(Element and region listings)
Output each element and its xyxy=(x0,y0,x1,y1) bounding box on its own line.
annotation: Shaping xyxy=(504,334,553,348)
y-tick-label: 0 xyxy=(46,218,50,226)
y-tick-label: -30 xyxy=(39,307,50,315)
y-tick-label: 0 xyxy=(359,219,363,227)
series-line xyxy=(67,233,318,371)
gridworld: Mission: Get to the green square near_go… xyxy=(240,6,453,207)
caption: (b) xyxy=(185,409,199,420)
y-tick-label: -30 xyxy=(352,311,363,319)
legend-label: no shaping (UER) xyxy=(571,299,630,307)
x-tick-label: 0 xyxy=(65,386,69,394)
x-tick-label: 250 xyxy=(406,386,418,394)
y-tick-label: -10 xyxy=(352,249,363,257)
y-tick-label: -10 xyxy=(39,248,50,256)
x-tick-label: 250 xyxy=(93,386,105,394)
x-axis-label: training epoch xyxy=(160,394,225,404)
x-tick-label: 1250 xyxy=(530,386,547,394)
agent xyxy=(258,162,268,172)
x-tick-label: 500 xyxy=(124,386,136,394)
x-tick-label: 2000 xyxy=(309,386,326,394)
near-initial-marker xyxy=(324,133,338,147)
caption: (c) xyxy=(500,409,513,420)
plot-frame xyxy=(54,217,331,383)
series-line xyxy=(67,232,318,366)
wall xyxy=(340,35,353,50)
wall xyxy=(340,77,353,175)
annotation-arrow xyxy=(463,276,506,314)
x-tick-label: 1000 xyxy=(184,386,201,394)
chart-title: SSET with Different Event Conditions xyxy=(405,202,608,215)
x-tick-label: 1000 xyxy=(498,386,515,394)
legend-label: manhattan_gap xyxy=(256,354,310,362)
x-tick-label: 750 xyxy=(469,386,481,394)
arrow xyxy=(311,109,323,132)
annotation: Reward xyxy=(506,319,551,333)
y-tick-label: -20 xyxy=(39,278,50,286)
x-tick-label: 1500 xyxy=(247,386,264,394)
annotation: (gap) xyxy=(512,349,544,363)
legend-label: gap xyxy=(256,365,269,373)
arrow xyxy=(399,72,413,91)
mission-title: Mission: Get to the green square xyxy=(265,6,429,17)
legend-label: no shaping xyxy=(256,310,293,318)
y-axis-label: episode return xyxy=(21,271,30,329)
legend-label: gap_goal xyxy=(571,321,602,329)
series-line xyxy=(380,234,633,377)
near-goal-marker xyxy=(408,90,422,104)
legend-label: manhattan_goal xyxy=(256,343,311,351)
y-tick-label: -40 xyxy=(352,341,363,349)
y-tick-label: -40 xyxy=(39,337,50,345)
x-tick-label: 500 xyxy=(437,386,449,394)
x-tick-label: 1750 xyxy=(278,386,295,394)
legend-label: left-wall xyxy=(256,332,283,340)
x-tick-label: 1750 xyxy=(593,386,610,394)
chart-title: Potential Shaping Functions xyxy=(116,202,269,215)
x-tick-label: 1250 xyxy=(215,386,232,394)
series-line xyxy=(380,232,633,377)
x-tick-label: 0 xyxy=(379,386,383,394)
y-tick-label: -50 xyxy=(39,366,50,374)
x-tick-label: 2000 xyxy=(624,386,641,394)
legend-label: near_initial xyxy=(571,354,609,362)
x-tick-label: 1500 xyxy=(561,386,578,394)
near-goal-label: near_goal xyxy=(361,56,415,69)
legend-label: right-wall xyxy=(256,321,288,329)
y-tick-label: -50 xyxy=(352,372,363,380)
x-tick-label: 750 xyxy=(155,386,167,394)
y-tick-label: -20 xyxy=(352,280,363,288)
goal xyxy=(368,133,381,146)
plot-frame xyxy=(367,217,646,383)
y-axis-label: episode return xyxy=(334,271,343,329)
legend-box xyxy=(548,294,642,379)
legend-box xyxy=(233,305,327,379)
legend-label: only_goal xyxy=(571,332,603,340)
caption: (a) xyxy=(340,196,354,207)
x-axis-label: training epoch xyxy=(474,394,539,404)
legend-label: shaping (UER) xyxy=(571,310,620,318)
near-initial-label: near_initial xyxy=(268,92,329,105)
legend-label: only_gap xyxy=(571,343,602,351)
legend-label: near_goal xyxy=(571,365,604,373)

Set task - Rewrite the listing from its start through the line containing "x-tick-label: 250 xyxy=(93,386,105,394)", substituting "plot-line" for "series-line" and leaving everything else unchanged.

Task output -
Output each element and its xyxy=(x0,y0,x1,y1) bounding box on its own line.
annotation: Shaping xyxy=(504,334,553,348)
y-tick-label: 0 xyxy=(46,218,50,226)
y-tick-label: -30 xyxy=(39,307,50,315)
y-tick-label: 0 xyxy=(359,219,363,227)
plot-line xyxy=(67,233,318,371)
gridworld: Mission: Get to the green square near_go… xyxy=(240,6,453,207)
caption: (b) xyxy=(185,409,199,420)
y-tick-label: -30 xyxy=(352,311,363,319)
legend-label: no shaping (UER) xyxy=(571,299,630,307)
x-tick-label: 0 xyxy=(65,386,69,394)
x-tick-label: 250 xyxy=(406,386,418,394)
y-tick-label: -10 xyxy=(352,249,363,257)
y-tick-label: -10 xyxy=(39,248,50,256)
x-tick-label: 250 xyxy=(93,386,105,394)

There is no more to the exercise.